:: Set task ::
Keep the wording of each record exactly the same when you repeat it, and leave out pictures.

(Entries from a visual dataset)

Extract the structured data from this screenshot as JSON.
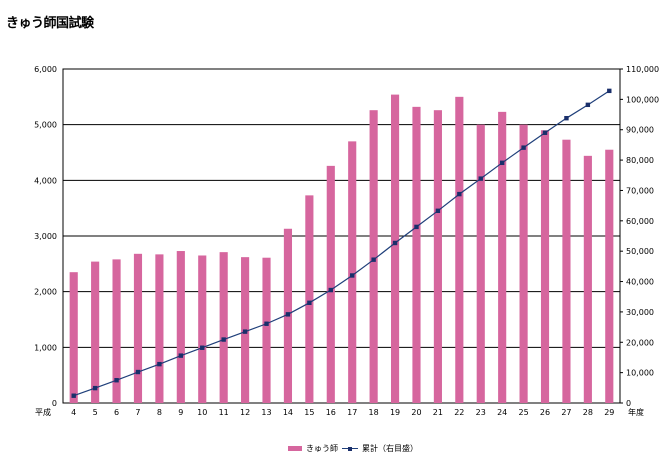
{
  "page_title": "きゅう師国試験",
  "chart_data": {
    "type": "bar+line",
    "categories": [
      "4",
      "5",
      "6",
      "7",
      "8",
      "9",
      "10",
      "11",
      "12",
      "13",
      "14",
      "15",
      "16",
      "17",
      "18",
      "19",
      "20",
      "21",
      "22",
      "23",
      "24",
      "25",
      "26",
      "27",
      "28",
      "29"
    ],
    "x_prefix_label": "平成",
    "x_suffix_label": "年度",
    "series": [
      {
        "name": "きゅう師",
        "type": "bar",
        "axis": "left",
        "color": "#d6669e",
        "values": [
          2350,
          2540,
          2580,
          2680,
          2670,
          2730,
          2650,
          2710,
          2620,
          2610,
          3130,
          3730,
          4260,
          4700,
          5260,
          5540,
          5320,
          5260,
          5500,
          5000,
          5230,
          5000,
          4900,
          4730,
          4440,
          4550
        ]
      },
      {
        "name": "累計（右目盛）",
        "type": "line",
        "axis": "right",
        "color": "#1f3f7a",
        "values": [
          2400,
          4900,
          7500,
          10200,
          12800,
          15600,
          18200,
          20900,
          23500,
          26100,
          29200,
          33000,
          37200,
          42000,
          47200,
          52700,
          58000,
          63300,
          68800,
          73900,
          79100,
          84100,
          89000,
          93800,
          98200,
          102800
        ]
      }
    ],
    "y_left": {
      "min": 0,
      "max": 6000,
      "step": 1000,
      "tick_labels": [
        "0",
        "1,000",
        "2,000",
        "3,000",
        "4,000",
        "5,000",
        "6,000"
      ]
    },
    "y_right": {
      "min": 0,
      "max": 110000,
      "step": 10000,
      "tick_labels": [
        "0",
        "10,000",
        "20,000",
        "30,000",
        "40,000",
        "50,000",
        "60,000",
        "70,000",
        "80,000",
        "90,000",
        "100,000",
        "110,000"
      ]
    },
    "grid": true,
    "legend_position": "bottom"
  }
}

:: Written solution ::
Extract the structured data from this screenshot as JSON.
{
  "page_title": "きゅう師国試験",
  "chart_data": {
    "type": "bar+line",
    "categories": [
      "4",
      "5",
      "6",
      "7",
      "8",
      "9",
      "10",
      "11",
      "12",
      "13",
      "14",
      "15",
      "16",
      "17",
      "18",
      "19",
      "20",
      "21",
      "22",
      "23",
      "24",
      "25",
      "26",
      "27",
      "28",
      "29"
    ],
    "x_prefix_label": "平成",
    "x_suffix_label": "年度",
    "series": [
      {
        "name": "きゅう師",
        "type": "bar",
        "axis": "left",
        "color": "#d6669e",
        "values": [
          2350,
          2540,
          2580,
          2680,
          2670,
          2730,
          2650,
          2710,
          2620,
          2610,
          3130,
          3730,
          4260,
          4700,
          5260,
          5540,
          5320,
          5260,
          5500,
          5000,
          5230,
          5000,
          4900,
          4730,
          4440,
          4550
        ]
      },
      {
        "name": "累計（右目盛）",
        "type": "line",
        "axis": "right",
        "color": "#1f3f7a",
        "values": [
          2400,
          4900,
          7500,
          10200,
          12800,
          15600,
          18200,
          20900,
          23500,
          26100,
          29200,
          33000,
          37200,
          42000,
          47200,
          52700,
          58000,
          63300,
          68800,
          73900,
          79100,
          84100,
          89000,
          93800,
          98200,
          102800
        ]
      }
    ],
    "y_left": {
      "min": 0,
      "max": 6000,
      "step": 1000,
      "tick_labels": [
        "0",
        "1,000",
        "2,000",
        "3,000",
        "4,000",
        "5,000",
        "6,000"
      ]
    },
    "y_right": {
      "min": 0,
      "max": 110000,
      "step": 10000,
      "tick_labels": [
        "0",
        "10,000",
        "20,000",
        "30,000",
        "40,000",
        "50,000",
        "60,000",
        "70,000",
        "80,000",
        "90,000",
        "100,000",
        "110,000"
      ]
    },
    "grid": true,
    "legend_position": "bottom"
  }
}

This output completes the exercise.